## Begin SOURCE RECORDS

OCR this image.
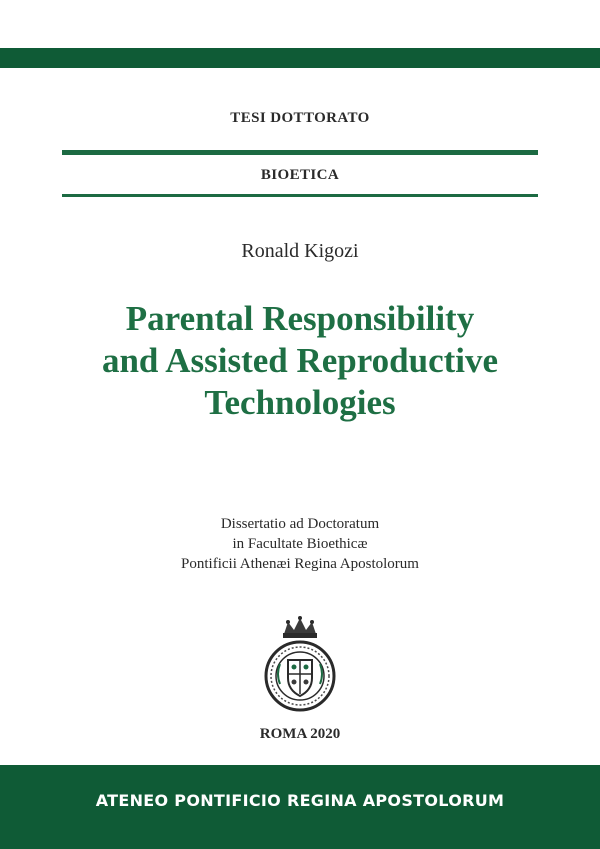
TESI DOTTORATO
BIOETICA
Ronald Kigozi
Parental Responsibility
and Assisted Reproductive
Technologies
Dissertatio ad Doctoratum
in Facultate Bioethicæ
Pontificii Athenæi Regina Apostolorum
ROMA 2020
ATENEO PONTIFICIO REGINA APOSTOLORUM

## End SOURCE RECORDS

Output the full set of records above without changing a word, and drop the images.

* _EXERCISE OUTPUT_:
OCR this image.
TESI DOTTORATO
BIOETICA
Ronald Kigozi
Parental Responsibility
and Assisted Reproductive
Technologies
Dissertatio ad Doctoratum
in Facultate Bioethicæ
Pontificii Athenæi Regina Apostolorum
ROMA 2020
ATENEO PONTIFICIO REGINA APOSTOLORUM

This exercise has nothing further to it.